| Problem to solve |
Below are the records; repeat them in full, exactly.

| Given information |
====

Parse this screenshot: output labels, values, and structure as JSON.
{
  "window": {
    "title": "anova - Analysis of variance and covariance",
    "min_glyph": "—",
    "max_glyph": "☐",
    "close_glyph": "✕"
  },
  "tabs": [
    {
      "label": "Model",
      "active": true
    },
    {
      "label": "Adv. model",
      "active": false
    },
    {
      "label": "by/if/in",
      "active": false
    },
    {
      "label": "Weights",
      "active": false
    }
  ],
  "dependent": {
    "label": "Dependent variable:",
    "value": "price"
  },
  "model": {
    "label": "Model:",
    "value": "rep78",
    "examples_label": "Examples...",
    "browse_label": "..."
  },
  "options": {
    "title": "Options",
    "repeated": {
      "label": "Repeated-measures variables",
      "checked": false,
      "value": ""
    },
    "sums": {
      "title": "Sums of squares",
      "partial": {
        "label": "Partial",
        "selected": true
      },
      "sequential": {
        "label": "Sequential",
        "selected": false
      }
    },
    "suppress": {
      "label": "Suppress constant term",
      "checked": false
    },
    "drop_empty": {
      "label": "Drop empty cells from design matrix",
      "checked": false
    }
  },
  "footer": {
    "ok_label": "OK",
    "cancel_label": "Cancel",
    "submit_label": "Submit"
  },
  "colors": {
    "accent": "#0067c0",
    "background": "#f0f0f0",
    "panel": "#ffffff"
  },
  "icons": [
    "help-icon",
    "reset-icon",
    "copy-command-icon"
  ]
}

====

| Reply |
Parse this screenshot: output labels, values, and structure as JSON.
{
  "window": {
    "title": "anova - Analysis of variance and covariance",
    "min_glyph": "—",
    "max_glyph": "☐",
    "close_glyph": "✕"
  },
  "tabs": [
    {
      "label": "Model",
      "active": true
    },
    {
      "label": "Adv. model",
      "active": false
    },
    {
      "label": "by/if/in",
      "active": false
    },
    {
      "label": "Weights",
      "active": false
    }
  ],
  "dependent": {
    "label": "Dependent variable:",
    "value": "price"
  },
  "model": {
    "label": "Model:",
    "value": "rep78",
    "examples_label": "Examples...",
    "browse_label": "..."
  },
  "options": {
    "title": "Options",
    "repeated": {
      "label": "Repeated-measures variables",
      "checked": false,
      "value": ""
    },
    "sums": {
      "title": "Sums of squares",
      "partial": {
        "label": "Partial",
        "selected": true
      },
      "sequential": {
        "label": "Sequential",
        "selected": false
      }
    },
    "suppress": {
      "label": "Suppress constant term",
      "checked": false
    },
    "drop_empty": {
      "label": "Drop empty cells from design matrix",
      "checked": false
    }
  },
  "footer": {
    "ok_label": "OK",
    "cancel_label": "Cancel",
    "submit_label": "Submit"
  },
  "colors": {
    "accent": "#0067c0",
    "background": "#f0f0f0",
    "panel": "#ffffff"
  },
  "icons": [
    "help-icon",
    "reset-icon",
    "copy-command-icon"
  ]
}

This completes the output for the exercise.